■ Available data ■

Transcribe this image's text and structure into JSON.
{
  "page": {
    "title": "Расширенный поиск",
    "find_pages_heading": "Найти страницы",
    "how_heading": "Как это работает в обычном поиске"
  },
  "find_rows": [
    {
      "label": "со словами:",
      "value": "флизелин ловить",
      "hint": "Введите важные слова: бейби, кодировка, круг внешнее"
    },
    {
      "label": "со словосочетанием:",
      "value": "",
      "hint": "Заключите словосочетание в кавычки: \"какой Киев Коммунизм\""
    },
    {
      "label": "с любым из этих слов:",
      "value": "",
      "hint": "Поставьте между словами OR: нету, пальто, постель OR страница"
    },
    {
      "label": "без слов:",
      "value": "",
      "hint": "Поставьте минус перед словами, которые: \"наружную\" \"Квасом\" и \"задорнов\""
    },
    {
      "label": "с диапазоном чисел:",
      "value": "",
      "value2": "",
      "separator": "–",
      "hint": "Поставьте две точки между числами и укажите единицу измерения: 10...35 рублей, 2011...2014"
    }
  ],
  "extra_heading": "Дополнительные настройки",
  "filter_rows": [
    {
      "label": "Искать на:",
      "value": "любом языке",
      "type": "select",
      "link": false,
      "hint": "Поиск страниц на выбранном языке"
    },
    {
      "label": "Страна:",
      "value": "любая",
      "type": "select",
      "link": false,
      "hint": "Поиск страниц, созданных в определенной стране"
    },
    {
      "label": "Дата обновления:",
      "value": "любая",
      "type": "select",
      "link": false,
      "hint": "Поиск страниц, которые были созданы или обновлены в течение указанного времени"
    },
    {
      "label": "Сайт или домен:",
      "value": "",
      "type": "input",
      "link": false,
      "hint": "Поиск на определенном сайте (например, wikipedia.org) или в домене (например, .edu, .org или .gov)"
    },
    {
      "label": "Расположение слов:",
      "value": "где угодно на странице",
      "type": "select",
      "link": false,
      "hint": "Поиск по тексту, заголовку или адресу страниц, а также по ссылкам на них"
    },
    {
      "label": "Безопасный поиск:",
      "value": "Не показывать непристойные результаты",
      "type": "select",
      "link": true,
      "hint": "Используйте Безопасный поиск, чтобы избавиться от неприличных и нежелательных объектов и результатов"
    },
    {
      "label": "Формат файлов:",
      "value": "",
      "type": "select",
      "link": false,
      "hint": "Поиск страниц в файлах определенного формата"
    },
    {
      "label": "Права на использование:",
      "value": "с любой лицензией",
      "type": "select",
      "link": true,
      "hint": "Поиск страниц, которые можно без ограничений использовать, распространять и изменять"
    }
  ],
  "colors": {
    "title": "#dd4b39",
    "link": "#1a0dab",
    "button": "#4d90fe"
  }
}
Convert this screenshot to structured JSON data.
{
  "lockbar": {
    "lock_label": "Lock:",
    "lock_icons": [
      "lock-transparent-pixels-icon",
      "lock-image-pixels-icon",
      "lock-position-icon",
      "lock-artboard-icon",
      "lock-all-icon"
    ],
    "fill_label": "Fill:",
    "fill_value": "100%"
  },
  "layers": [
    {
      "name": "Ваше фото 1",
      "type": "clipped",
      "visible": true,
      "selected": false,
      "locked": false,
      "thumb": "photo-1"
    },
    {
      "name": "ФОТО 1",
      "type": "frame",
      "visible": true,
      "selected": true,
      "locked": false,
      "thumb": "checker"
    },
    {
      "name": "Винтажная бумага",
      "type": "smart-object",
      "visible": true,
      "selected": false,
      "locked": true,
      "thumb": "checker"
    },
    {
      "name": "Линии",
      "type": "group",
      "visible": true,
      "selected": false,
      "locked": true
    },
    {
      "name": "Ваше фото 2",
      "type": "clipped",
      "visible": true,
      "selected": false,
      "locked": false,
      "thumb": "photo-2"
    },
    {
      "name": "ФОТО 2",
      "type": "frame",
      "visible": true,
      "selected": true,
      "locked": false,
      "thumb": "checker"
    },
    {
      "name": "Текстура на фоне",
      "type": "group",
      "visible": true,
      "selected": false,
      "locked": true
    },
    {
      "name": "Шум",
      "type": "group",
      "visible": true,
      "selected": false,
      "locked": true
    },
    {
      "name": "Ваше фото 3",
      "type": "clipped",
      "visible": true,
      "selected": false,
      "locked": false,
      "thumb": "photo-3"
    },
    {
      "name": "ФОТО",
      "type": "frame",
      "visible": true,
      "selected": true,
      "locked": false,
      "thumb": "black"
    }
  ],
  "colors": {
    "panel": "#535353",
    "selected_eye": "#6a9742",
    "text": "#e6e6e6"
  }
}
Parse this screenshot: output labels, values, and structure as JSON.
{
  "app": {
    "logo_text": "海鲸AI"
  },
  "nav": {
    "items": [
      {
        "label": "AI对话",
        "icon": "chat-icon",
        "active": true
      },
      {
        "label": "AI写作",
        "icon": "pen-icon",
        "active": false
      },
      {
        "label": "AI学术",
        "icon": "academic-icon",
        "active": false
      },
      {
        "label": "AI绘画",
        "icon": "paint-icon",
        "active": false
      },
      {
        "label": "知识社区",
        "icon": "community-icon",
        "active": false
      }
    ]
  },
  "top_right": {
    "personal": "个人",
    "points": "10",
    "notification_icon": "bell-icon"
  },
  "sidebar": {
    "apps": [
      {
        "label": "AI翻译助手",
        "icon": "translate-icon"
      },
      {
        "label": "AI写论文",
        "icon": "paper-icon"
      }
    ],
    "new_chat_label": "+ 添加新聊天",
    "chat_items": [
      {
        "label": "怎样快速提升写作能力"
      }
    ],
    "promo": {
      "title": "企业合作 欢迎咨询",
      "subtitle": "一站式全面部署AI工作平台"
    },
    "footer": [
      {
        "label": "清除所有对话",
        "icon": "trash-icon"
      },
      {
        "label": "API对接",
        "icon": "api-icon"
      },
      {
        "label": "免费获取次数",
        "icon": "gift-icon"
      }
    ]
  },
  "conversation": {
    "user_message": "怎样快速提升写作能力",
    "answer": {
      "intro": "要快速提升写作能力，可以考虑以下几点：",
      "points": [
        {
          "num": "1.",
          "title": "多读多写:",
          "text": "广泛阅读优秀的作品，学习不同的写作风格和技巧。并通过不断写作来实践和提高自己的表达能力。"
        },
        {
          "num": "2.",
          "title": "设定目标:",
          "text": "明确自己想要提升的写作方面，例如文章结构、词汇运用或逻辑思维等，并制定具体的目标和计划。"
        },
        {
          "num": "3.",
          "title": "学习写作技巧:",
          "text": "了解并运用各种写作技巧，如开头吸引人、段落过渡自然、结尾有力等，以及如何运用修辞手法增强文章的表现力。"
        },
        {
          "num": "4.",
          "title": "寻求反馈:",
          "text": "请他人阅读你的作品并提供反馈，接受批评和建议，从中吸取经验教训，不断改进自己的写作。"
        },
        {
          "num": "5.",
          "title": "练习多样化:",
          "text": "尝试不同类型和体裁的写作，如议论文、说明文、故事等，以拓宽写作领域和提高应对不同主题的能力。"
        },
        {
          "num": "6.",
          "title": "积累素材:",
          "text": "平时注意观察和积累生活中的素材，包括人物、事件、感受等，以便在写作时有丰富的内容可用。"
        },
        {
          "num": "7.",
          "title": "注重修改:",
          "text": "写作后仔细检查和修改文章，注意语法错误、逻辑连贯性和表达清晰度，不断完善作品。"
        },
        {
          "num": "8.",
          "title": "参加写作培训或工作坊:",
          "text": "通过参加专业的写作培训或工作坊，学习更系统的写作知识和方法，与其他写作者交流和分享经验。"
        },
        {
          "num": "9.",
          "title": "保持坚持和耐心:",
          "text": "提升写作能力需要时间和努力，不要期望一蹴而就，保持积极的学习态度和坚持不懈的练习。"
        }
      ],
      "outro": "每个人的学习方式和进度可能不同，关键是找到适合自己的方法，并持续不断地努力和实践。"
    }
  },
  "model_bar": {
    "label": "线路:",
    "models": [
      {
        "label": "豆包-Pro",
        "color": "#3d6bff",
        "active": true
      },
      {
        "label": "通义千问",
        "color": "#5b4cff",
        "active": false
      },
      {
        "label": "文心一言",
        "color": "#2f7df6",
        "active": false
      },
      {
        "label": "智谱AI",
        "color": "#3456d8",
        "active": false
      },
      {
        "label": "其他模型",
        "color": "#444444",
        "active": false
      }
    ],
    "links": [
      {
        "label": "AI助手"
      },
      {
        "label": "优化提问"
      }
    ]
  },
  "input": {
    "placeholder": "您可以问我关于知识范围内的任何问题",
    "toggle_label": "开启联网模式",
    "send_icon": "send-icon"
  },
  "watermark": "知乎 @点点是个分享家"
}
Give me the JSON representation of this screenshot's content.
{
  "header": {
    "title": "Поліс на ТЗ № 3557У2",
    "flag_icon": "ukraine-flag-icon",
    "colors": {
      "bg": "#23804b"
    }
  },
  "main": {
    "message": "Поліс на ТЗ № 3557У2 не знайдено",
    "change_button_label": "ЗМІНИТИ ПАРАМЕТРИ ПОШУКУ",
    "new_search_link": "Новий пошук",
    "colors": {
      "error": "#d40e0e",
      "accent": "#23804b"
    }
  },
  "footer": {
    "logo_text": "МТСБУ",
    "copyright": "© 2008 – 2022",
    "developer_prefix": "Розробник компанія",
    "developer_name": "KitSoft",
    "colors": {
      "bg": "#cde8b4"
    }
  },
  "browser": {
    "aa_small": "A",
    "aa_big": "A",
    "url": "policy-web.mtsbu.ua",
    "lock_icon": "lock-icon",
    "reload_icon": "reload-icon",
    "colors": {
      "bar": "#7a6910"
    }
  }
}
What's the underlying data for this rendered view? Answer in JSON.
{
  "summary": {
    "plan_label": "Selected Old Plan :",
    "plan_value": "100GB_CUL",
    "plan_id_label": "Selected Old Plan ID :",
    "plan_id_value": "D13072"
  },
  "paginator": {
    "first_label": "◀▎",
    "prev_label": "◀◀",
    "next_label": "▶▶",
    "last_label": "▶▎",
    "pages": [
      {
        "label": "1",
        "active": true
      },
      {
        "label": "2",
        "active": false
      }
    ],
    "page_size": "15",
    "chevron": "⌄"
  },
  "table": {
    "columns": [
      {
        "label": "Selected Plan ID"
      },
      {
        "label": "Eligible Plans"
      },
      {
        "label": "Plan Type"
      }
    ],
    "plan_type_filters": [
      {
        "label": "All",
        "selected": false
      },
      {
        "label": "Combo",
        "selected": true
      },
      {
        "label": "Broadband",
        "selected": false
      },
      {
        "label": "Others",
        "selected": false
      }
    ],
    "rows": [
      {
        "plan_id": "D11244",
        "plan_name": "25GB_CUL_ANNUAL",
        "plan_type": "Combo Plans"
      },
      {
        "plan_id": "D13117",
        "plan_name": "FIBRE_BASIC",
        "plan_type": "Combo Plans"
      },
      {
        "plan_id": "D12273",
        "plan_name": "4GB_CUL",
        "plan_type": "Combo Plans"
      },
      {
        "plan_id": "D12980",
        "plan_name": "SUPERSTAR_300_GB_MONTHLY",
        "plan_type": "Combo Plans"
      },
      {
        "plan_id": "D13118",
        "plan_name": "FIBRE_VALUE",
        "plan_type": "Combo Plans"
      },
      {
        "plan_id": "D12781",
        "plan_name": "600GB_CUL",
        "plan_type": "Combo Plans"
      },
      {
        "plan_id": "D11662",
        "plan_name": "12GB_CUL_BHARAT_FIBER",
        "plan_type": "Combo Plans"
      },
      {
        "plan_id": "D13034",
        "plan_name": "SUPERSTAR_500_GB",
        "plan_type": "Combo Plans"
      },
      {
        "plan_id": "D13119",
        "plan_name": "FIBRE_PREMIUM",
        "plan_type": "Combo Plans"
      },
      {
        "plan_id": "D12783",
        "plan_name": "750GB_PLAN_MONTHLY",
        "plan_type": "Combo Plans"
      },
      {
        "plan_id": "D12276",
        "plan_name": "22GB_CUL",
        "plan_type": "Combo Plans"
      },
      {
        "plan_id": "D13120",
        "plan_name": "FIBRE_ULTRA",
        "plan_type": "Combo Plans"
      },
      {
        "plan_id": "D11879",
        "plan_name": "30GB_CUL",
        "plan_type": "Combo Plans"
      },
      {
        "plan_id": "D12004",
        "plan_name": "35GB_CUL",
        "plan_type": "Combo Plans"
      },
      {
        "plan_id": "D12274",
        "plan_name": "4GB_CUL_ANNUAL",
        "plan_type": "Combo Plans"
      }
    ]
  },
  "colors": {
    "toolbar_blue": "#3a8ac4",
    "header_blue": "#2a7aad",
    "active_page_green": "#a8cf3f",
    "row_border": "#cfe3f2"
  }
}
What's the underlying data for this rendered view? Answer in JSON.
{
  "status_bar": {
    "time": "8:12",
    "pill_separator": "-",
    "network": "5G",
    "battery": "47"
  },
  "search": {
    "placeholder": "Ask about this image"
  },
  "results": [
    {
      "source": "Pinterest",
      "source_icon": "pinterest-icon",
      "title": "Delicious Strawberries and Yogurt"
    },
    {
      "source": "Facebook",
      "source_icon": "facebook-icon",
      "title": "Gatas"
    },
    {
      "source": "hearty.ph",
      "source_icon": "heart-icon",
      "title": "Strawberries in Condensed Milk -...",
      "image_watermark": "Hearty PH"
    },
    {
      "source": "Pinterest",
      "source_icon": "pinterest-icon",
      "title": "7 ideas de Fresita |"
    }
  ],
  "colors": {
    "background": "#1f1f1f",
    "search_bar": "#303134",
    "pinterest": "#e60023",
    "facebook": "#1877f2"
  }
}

■ Exercise task ■
Locate the word "Ваше" in the data above. Copy every line carrying it.

■ Exercise response ■
      "name": "Ваше фото 1",
      "name": "Ваше фото 2",
      "name": "Ваше фото 3",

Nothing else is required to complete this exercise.